• **Description of the task**: Leave the pictures out and transcribe every record exactly.

• **Dataset records**:
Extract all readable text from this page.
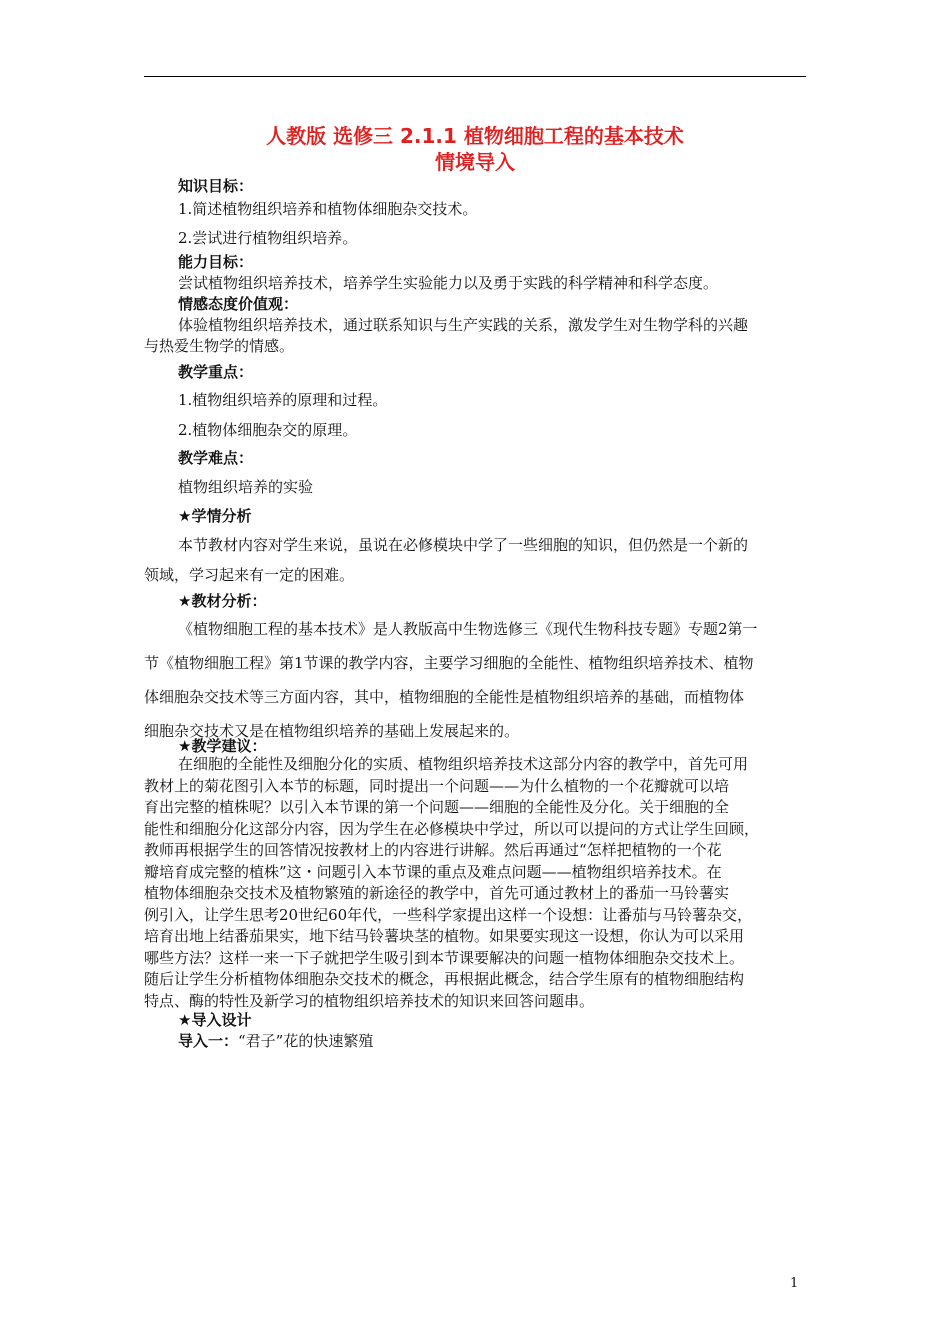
人教版 选修三 2.1.1 植物细胞工程的基本技术
情境导入
知识目标：
1.简述植物组织培养和植物体细胞杂交技术。
2.尝试进行植物组织培养。
能力目标：
尝试植物组织培养技术，培养学生实验能力以及勇于实践的科学精神和科学态度。
情感态度价值观：
体验植物组织培养技术，通过联系知识与生产实践的关系，激发学生对生物学科的兴趣
与热爱生物学的情感。
教学重点：
1.植物组织培养的原理和过程。
2.植物体细胞杂交的原理。
教学难点：
植物组织培养的实验
★学情分析
本节教材内容对学生来说，虽说在必修模块中学了一些细胞的知识，但仍然是一个新的
领域，学习起来有一定的困难。
★教材分析：
《植物细胞工程的基本技术》是人教版高中生物选修三《现代生物科技专题》专题2第一
节《植物细胞工程》第1节课的教学内容，主要学习细胞的全能性、植物组织培养技术、植物
体细胞杂交技术等三方面内容，其中，植物细胞的全能性是植物组织培养的基础，而植物体
细胞杂交技术又是在植物组织培养的基础上发展起来的。
★教学建议：
在细胞的全能性及细胞分化的实质、植物组织培养技术这部分内容的教学中，首先可用
教材上的菊花图引入本节的标题，同时提出一个问题——为什么植物的一个花瓣就可以培
育出完整的植株呢？以引入本节课的第一个问题——细胞的全能性及分化。关于细胞的全
能性和细胞分化这部分内容，因为学生在必修模块中学过，所以可以提问的方式让学生回顾，
教师再根据学生的回答情况按教材上的内容进行讲解。然后再通过“怎样把植物的一个花
瓣培育成完整的植株”这・问题引入本节课的重点及难点问题——植物组织培养技术。在
植物体细胞杂交技术及植物繁殖的新途径的教学中，首先可通过教材上的番茄一马铃薯实
例引入，让学生思考20世纪60年代，一些科学家提出这样一个设想：让番茄与马铃薯杂交，
培育出地上结番茄果实，地下结马铃薯块茎的植物。如果要实现这一设想，你认为可以采用
哪些方法？这样一来一下子就把学生吸引到本节课要解决的问题一植物体细胞杂交技术上。
随后让学生分析植物体细胞杂交技术的概念，再根据此概念，结合学生原有的植物细胞结构
特点、酶的特性及新学习的植物组织培养技术的知识来回答问题串。
★导入设计
导入一：“君子”花的快速繁殖
1
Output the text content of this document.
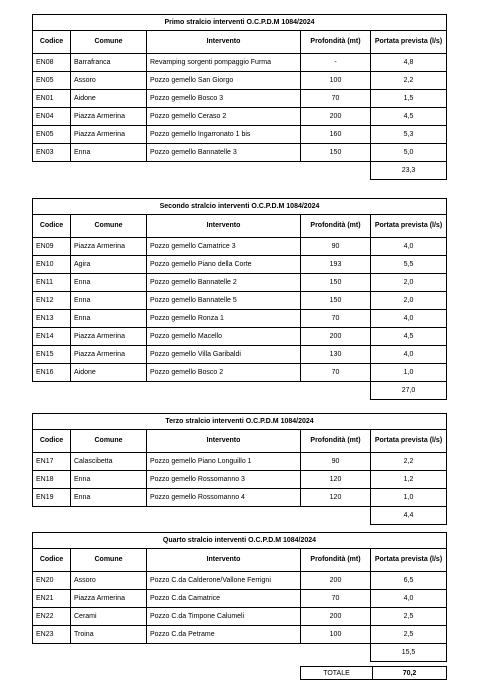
Primo stralcio interventi O.C.P.D.M 1084/2024				
Codice	Comune	Intervento	Profondità (mt)	Portata prevista (l/s)
EN08	Barrafranca	Revamping sorgenti pompaggio Furma	-	4,8
EN05	Assoro	Pozzo gemello San Giorgo	100	2,2
EN01	Aidone	Pozzo gemello Bosco 3	70	1,5
EN04	Piazza Armerina	Pozzo gemello Ceraso 2	200	4,5
EN05	Piazza Armerina	Pozzo gemello Ingarronato 1 bis	160	5,3
EN03	Enna	Pozzo gemello Bannatelle 3	150	5,0
				23,3
Secondo stralcio interventi O.C.P.D.M 1084/2024				
Codice	Comune	Intervento	Profondità (mt)	Portata prevista (l/s)
EN09	Piazza Armerina	Pozzo gemello Camatrice 3	90	4,0
EN10	Agira	Pozzo gemello Piano della Corte	193	5,5
EN11	Enna	Pozzo gemello Bannatelle 2	150	2,0
EN12	Enna	Pozzo gemello Bannatelle 5	150	2,0
EN13	Enna	Pozzo gemello Ronza 1	70	4,0
EN14	Piazza Armerina	Pozzo gemello Macello	200	4,5
EN15	Piazza Armerina	Pozzo gemello Villa Garibaldi	130	4,0
EN16	Aidone	Pozzo gemello Bosco 2	70	1,0
				27,0
Terzo stralcio interventi O.C.P.D.M 1084/2024				
Codice	Comune	Intervento	Profondità (mt)	Portata prevista (l/s)
EN17	Calascibetta	Pozzo gemello Piano Longuillo 1	90	2,2
EN18	Enna	Pozzo gemello Rossomanno 3	120	1,2
EN19	Enna	Pozzo gemello Rossomanno 4	120	1,0
				4,4
Quarto stralcio interventi O.C.P.D.M 1084/2024				
Codice	Comune	Intervento	Profondità (mt)	Portata prevista (l/s)
EN20	Assoro	Pozzo C.da Calderone/Vallone Ferrigni	200	6,5
EN21	Piazza Armerina	Pozzo C.da Camatrice	70	4,0
EN22	Cerami	Pozzo C.da Timpone Calumeli	200	2,5
EN23	Troina	Pozzo C.da Petrame	100	2,5
				15,5
TOTALE	70,2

• **Reply**:
Extract all readable text from this page.
人教版 选修三 2.1.1 植物细胞工程的基本技术
情境导入
知识目标：
1.简述植物组织培养和植物体细胞杂交技术。
2.尝试进行植物组织培养。
能力目标：
尝试植物组织培养技术，培养学生实验能力以及勇于实践的科学精神和科学态度。
情感态度价值观：
体验植物组织培养技术，通过联系知识与生产实践的关系，激发学生对生物学科的兴趣
与热爱生物学的情感。
教学重点：
1.植物组织培养的原理和过程。
2.植物体细胞杂交的原理。
教学难点：
植物组织培养的实验
★学情分析
本节教材内容对学生来说，虽说在必修模块中学了一些细胞的知识，但仍然是一个新的
领域，学习起来有一定的困难。
★教材分析：
《植物细胞工程的基本技术》是人教版高中生物选修三《现代生物科技专题》专题2第一
节《植物细胞工程》第1节课的教学内容，主要学习细胞的全能性、植物组织培养技术、植物
体细胞杂交技术等三方面内容，其中，植物细胞的全能性是植物组织培养的基础，而植物体
细胞杂交技术又是在植物组织培养的基础上发展起来的。
★教学建议：
在细胞的全能性及细胞分化的实质、植物组织培养技术这部分内容的教学中，首先可用
教材上的菊花图引入本节的标题，同时提出一个问题——为什么植物的一个花瓣就可以培
育出完整的植株呢？以引入本节课的第一个问题——细胞的全能性及分化。关于细胞的全
能性和细胞分化这部分内容，因为学生在必修模块中学过，所以可以提问的方式让学生回顾，
教师再根据学生的回答情况按教材上的内容进行讲解。然后再通过“怎样把植物的一个花
瓣培育成完整的植株”这・问题引入本节课的重点及难点问题——植物组织培养技术。在
植物体细胞杂交技术及植物繁殖的新途径的教学中，首先可通过教材上的番茄一马铃薯实
例引入，让学生思考20世纪60年代，一些科学家提出这样一个设想：让番茄与马铃薯杂交，
培育出地上结番茄果实，地下结马铃薯块茎的植物。如果要实现这一设想，你认为可以采用
哪些方法？这样一来一下子就把学生吸引到本节课要解决的问题一植物体细胞杂交技术上。
随后让学生分析植物体细胞杂交技术的概念，再根据此概念，结合学生原有的植物细胞结构
特点、酶的特性及新学习的植物组织培养技术的知识来回答问题串。
★导入设计
导入一：“君子”花的快速繁殖
1
Output the text content of this document.
Primo stralcio interventi O.C.P.D.M 1084/2024				
Codice	Comune	Intervento	Profondità (mt)	Portata prevista (l/s)
EN08	Barrafranca	Revamping sorgenti pompaggio Furma	-	4,8
EN05	Assoro	Pozzo gemello San Giorgo	100	2,2
EN01	Aidone	Pozzo gemello Bosco 3	70	1,5
EN04	Piazza Armerina	Pozzo gemello Ceraso 2	200	4,5
EN05	Piazza Armerina	Pozzo gemello Ingarronato 1 bis	160	5,3
EN03	Enna	Pozzo gemello Bannatelle 3	150	5,0
				23,3
Secondo stralcio interventi O.C.P.D.M 1084/2024				
Codice	Comune	Intervento	Profondità (mt)	Portata prevista (l/s)
EN09	Piazza Armerina	Pozzo gemello Camatrice 3	90	4,0
EN10	Agira	Pozzo gemello Piano della Corte	193	5,5
EN11	Enna	Pozzo gemello Bannatelle 2	150	2,0
EN12	Enna	Pozzo gemello Bannatelle 5	150	2,0
EN13	Enna	Pozzo gemello Ronza 1	70	4,0
EN14	Piazza Armerina	Pozzo gemello Macello	200	4,5
EN15	Piazza Armerina	Pozzo gemello Villa Garibaldi	130	4,0
EN16	Aidone	Pozzo gemello Bosco 2	70	1,0
				27,0
Terzo stralcio interventi O.C.P.D.M 1084/2024				
Codice	Comune	Intervento	Profondità (mt)	Portata prevista (l/s)
EN17	Calascibetta	Pozzo gemello Piano Longuillo 1	90	2,2
EN18	Enna	Pozzo gemello Rossomanno 3	120	1,2
EN19	Enna	Pozzo gemello Rossomanno 4	120	1,0
				4,4
Quarto stralcio interventi O.C.P.D.M 1084/2024				
Codice	Comune	Intervento	Profondità (mt)	Portata prevista (l/s)
EN20	Assoro	Pozzo C.da Calderone/Vallone Ferrigni	200	6,5
EN21	Piazza Armerina	Pozzo C.da Camatrice	70	4,0
EN22	Cerami	Pozzo C.da Timpone Calumeli	200	2,5
EN23	Troina	Pozzo C.da Petrame	100	2,5
				15,5
TOTALE	70,2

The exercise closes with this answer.